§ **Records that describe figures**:
★ ★ ★ ★ ★ ★ ★

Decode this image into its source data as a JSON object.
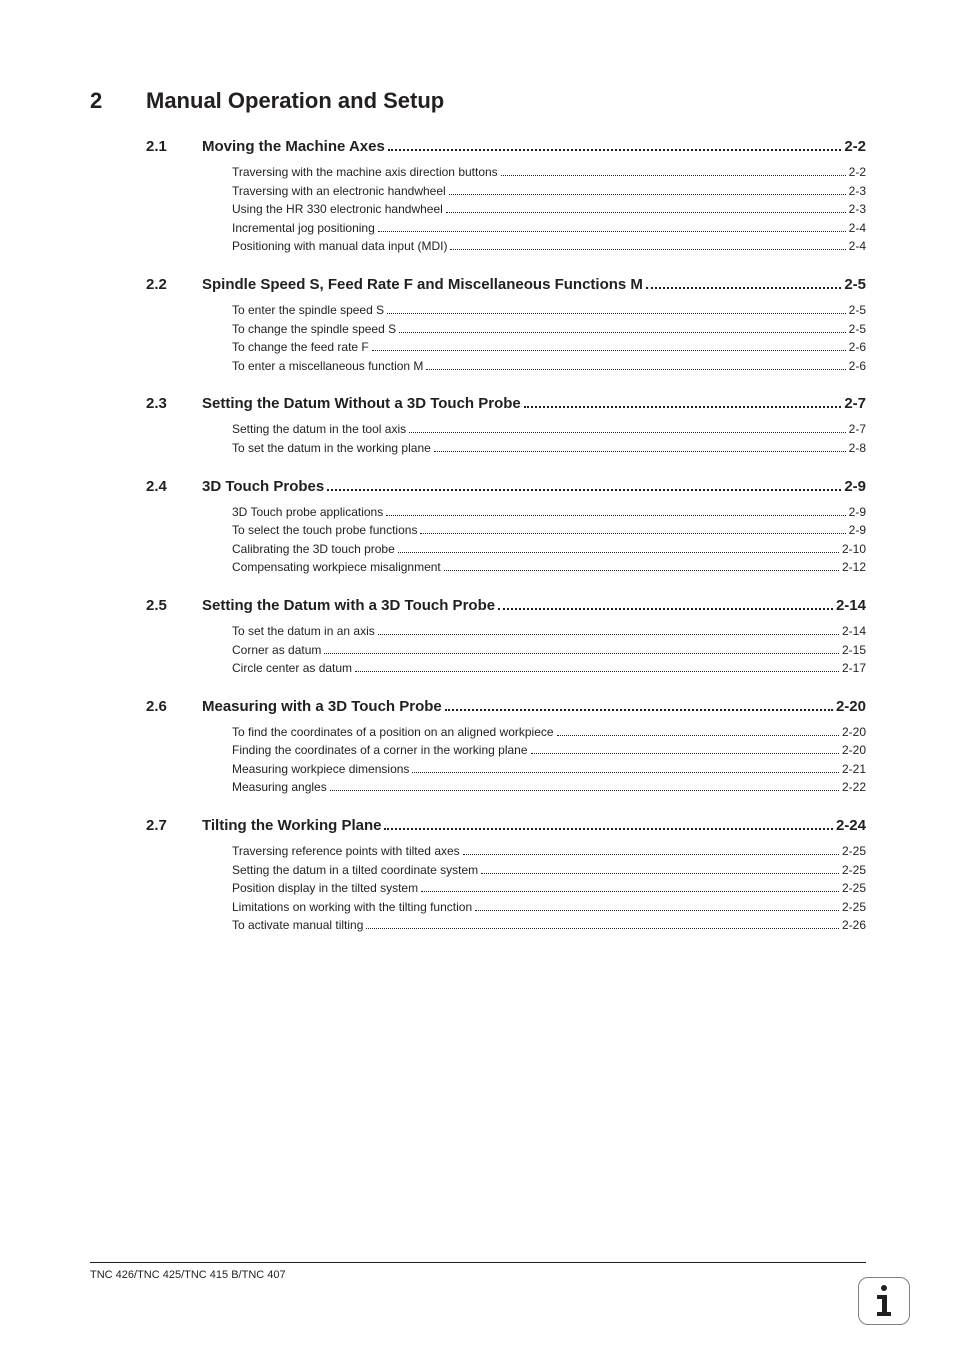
{
  "colors": {
    "text": "#231f20",
    "background": "#ffffff",
    "icon_border": "#808080",
    "icon_fill": "#231f20"
  },
  "typography": {
    "chapter_fontsize": 22,
    "section_fontsize": 15,
    "subitem_fontsize": 12,
    "footer_fontsize": 11,
    "font_family": "Arial"
  },
  "chapter": {
    "number": "2",
    "title": "Manual Operation and Setup"
  },
  "sections": [
    {
      "num": "2.1",
      "title": "Moving the Machine Axes",
      "page": "2-2",
      "items": [
        {
          "title": "Traversing with the machine axis direction buttons",
          "page": "2-2"
        },
        {
          "title": "Traversing with an electronic handwheel",
          "page": "2-3"
        },
        {
          "title": "Using the HR 330 electronic handwheel",
          "page": "2-3"
        },
        {
          "title": "Incremental jog positioning",
          "page": "2-4"
        },
        {
          "title": "Positioning with manual data input (MDI)",
          "page": "2-4"
        }
      ]
    },
    {
      "num": "2.2",
      "title": "Spindle Speed S, Feed Rate F and Miscellaneous Functions M",
      "page": "2-5",
      "items": [
        {
          "title": "To enter the spindle speed S",
          "page": "2-5"
        },
        {
          "title": "To change the spindle speed S",
          "page": "2-5"
        },
        {
          "title": "To change the feed rate F",
          "page": "2-6"
        },
        {
          "title": "To enter a miscellaneous function M",
          "page": "2-6"
        }
      ]
    },
    {
      "num": "2.3",
      "title": "Setting the Datum Without a 3D Touch Probe",
      "page": "2-7",
      "items": [
        {
          "title": "Setting the datum in the tool axis",
          "page": "2-7"
        },
        {
          "title": "To set the datum in the working plane",
          "page": "2-8"
        }
      ]
    },
    {
      "num": "2.4",
      "title": "3D Touch Probes",
      "page": "2-9",
      "items": [
        {
          "title": "3D Touch probe applications",
          "page": "2-9"
        },
        {
          "title": "To select the touch probe functions",
          "page": "2-9"
        },
        {
          "title": "Calibrating the 3D touch probe",
          "page": "2-10"
        },
        {
          "title": "Compensating workpiece misalignment",
          "page": "2-12"
        }
      ]
    },
    {
      "num": "2.5",
      "title": "Setting the Datum with a 3D Touch Probe",
      "page": "2-14",
      "items": [
        {
          "title": "To set the datum in an axis",
          "page": "2-14"
        },
        {
          "title": "Corner as datum",
          "page": "2-15"
        },
        {
          "title": "Circle center as datum",
          "page": "2-17"
        }
      ]
    },
    {
      "num": "2.6",
      "title": "Measuring with a 3D Touch Probe",
      "page": "2-20",
      "items": [
        {
          "title": "To find the coordinates of a position on an aligned workpiece",
          "page": "2-20"
        },
        {
          "title": "Finding the coordinates of a corner in the working plane",
          "page": "2-20"
        },
        {
          "title": "Measuring workpiece dimensions",
          "page": "2-21"
        },
        {
          "title": "Measuring angles",
          "page": "2-22"
        }
      ]
    },
    {
      "num": "2.7",
      "title": "Tilting the Working Plane",
      "page": "2-24",
      "items": [
        {
          "title": "Traversing reference points with tilted axes",
          "page": "2-25"
        },
        {
          "title": "Setting the datum in a tilted coordinate system",
          "page": "2-25"
        },
        {
          "title": "Position display in the tilted system",
          "page": "2-25"
        },
        {
          "title": "Limitations on working with the tilting function",
          "page": "2-25"
        },
        {
          "title": "To activate manual tilting",
          "page": "2-26"
        }
      ]
    }
  ],
  "footer": {
    "text": "TNC 426/TNC 425/TNC 415 B/TNC 407"
  }
}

★ ★ ★ ★ ★ ★ ★

§ **What the task requires**: From the entries above, return each line with the word "change" in it.

§ **Result**:
          "title": "To change the spindle speed S",
          "title": "To change the feed rate F",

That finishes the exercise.